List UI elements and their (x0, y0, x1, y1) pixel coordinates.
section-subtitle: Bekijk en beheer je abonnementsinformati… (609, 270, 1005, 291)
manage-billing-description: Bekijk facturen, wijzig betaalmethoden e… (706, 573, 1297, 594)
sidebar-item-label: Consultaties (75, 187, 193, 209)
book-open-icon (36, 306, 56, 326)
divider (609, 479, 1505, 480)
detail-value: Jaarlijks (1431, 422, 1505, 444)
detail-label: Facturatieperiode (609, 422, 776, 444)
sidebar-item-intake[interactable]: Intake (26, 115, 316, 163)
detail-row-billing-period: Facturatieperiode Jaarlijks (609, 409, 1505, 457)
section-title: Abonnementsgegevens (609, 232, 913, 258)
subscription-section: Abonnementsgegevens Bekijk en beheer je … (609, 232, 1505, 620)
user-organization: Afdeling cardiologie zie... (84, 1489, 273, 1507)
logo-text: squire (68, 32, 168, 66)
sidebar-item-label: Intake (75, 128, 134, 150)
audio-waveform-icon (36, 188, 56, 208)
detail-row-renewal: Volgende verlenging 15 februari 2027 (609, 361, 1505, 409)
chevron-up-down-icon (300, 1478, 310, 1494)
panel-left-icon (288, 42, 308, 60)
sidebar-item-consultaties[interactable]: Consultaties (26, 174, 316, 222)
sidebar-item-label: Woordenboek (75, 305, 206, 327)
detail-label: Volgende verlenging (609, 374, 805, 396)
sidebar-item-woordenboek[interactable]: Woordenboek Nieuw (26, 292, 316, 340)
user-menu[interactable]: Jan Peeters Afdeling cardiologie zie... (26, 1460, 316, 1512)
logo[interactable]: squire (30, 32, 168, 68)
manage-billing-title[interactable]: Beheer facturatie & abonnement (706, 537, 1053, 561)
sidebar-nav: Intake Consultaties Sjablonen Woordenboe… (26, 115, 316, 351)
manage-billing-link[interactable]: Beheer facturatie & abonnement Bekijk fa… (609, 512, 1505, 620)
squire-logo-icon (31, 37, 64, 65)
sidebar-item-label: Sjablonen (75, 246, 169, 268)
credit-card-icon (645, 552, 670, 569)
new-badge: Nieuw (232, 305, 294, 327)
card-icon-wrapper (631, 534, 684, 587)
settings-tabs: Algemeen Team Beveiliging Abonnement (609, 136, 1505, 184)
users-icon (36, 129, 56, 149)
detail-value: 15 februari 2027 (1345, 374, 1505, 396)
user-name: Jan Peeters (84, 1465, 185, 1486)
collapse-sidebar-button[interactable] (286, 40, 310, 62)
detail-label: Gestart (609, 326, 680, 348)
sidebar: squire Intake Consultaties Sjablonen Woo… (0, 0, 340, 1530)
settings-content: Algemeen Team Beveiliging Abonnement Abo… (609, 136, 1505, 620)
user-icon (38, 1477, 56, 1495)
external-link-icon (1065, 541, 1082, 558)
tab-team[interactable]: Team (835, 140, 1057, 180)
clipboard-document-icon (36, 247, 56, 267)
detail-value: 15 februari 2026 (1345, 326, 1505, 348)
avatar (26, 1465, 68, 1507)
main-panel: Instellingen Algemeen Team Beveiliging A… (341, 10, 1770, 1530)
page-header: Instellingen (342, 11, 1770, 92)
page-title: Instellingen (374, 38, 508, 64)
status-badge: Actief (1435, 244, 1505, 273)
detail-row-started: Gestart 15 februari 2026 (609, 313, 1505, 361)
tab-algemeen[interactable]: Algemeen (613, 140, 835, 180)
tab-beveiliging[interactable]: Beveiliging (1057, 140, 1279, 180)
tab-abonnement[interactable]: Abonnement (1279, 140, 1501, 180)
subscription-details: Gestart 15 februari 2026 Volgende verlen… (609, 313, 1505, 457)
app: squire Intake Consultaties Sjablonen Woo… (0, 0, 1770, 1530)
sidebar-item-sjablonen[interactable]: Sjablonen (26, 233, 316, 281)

**Objective:**
Format every line of the records above as a Markdown table with two columns, Row for the row number and Entry for the line, and leave out any blank lines.

**Task output:**
| Row | Entry |
|---|---|
| 1 | List UI elements and their (x0, y0, x1, y1) pixel coordinates. |
| 2 | section-subtitle: Bekijk en beheer je abonnementsinformati… (609, 270, 1005, 291) |
| 3 | manage-billing-description: Bekijk facturen, wijzig betaalmethoden e… (706, 573, 1297, 594) |
| 4 | sidebar-item-label: Consultaties (75, 187, 193, 209) |
| 5 | book-open-icon (36, 306, 56, 326) |
| 6 | divider (609, 479, 1505, 480) |
| 7 | detail-value: Jaarlijks (1431, 422, 1505, 444) |
| 8 | detail-label: Facturatieperiode (609, 422, 776, 444) |
| 9 | sidebar-item-intake[interactable]: Intake (26, 115, 316, 163) |
| 10 | detail-row-billing-period: Facturatieperiode Jaarlijks (609, 409, 1505, 457) |
| 11 | section-title: Abonnementsgegevens (609, 232, 913, 258) |
| 12 | subscription-section: Abonnementsgegevens Bekijk en beheer je … (609, 232, 1505, 620) |
| 13 | user-organization: Afdeling cardiologie zie... (84, 1489, 273, 1507) |
| 14 | logo-text: squire (68, 32, 168, 66) |
| 15 | sidebar-item-label: Intake (75, 128, 134, 150) |
| 16 | audio-waveform-icon (36, 188, 56, 208) |
| 17 | detail-row-renewal: Volgende verlenging 15 februari 2027 (609, 361, 1505, 409) |
| 18 | chevron-up-down-icon (300, 1478, 310, 1494) |
| 19 | panel-left-icon (288, 42, 308, 60) |
| 20 | sidebar-item-consultaties[interactable]: Consultaties (26, 174, 316, 222) |
| 21 | sidebar-item-label: Woordenboek (75, 305, 206, 327) |
| 22 | detail-label: Volgende verlenging (609, 374, 805, 396) |
| 23 | sidebar-item-woordenboek[interactable]: Woordenboek Nieuw (26, 292, 316, 340) |
| 24 | user-menu[interactable]: Jan Peeters Afdeling cardiologie zie... (26, 1460, 316, 1512) |
| 25 | logo[interactable]: squire (30, 32, 168, 68) |
| 26 | manage-billing-title[interactable]: Beheer facturatie & abonnement (706, 537, 1053, 561) |
| 27 | sidebar-nav: Intake Consultaties Sjablonen Woordenboe… (26, 115, 316, 351) |
| 28 | manage-billing-link[interactable]: Beheer facturatie & abonnement Bekijk fa… (609, 512, 1505, 620) |
| 29 | squire-logo-icon (31, 37, 64, 65) |
| 30 | sidebar-item-label: Sjablonen (75, 246, 169, 268) |
| 31 | credit-card-icon (645, 552, 670, 569) |
| 32 | new-badge: Nieuw (232, 305, 294, 327) |
| 33 | card-icon-wrapper (631, 534, 684, 587) |
| 34 | settings-tabs: Algemeen Team Beveiliging Abonnement (609, 136, 1505, 184) |
| 35 | users-icon (36, 129, 56, 149) |
| 36 | detail-value: 15 februari 2027 (1345, 374, 1505, 396) |
| 37 | user-name: Jan Peeters (84, 1465, 185, 1486) |
| 38 | collapse-sidebar-button[interactable] (286, 40, 310, 62) |
| 39 | detail-label: Gestart (609, 326, 680, 348) |
| 40 | sidebar: squire Intake Consultaties Sjablonen Woo… (0, 0, 340, 1530) |
| 41 | settings-content: Algemeen Team Beveiliging Abonnement Abo… (609, 136, 1505, 620) |
| 42 | user-icon (38, 1477, 56, 1495) |
| 43 | external-link-icon (1065, 541, 1082, 558) |
| 44 | tab-team[interactable]: Team (835, 140, 1057, 180) |
| 45 | clipboard-document-icon (36, 247, 56, 267) |
| 46 | detail-value: 15 februari 2026 (1345, 326, 1505, 348) |
| 47 | avatar (26, 1465, 68, 1507) |
| 48 | main-panel: Instellingen Algemeen Team Beveiliging A… (341, 10, 1770, 1530) |
| 49 | page-header: Instellingen (342, 11, 1770, 92) |
| 50 | page-title: Instellingen (374, 38, 508, 64) |
| 51 | status-badge: Actief (1435, 244, 1505, 273) |
| 52 | detail-row-started: Gestart 15 februari 2026 (609, 313, 1505, 361) |
| 53 | tab-algemeen[interactable]: Algemeen (613, 140, 835, 180) |
| 54 | tab-beveiliging[interactable]: Beveiliging (1057, 140, 1279, 180) |
| 55 | tab-abonnement[interactable]: Abonnement (1279, 140, 1501, 180) |
| 56 | subscription-details: Gestart 15 februari 2026 Volgende verlen… (609, 313, 1505, 457) |
| 57 | app: squire Intake Consultaties Sjablonen Woo… (0, 0, 1770, 1530) |
| 58 | sidebar-item-sjablonen[interactable]: Sjablonen (26, 233, 316, 281) |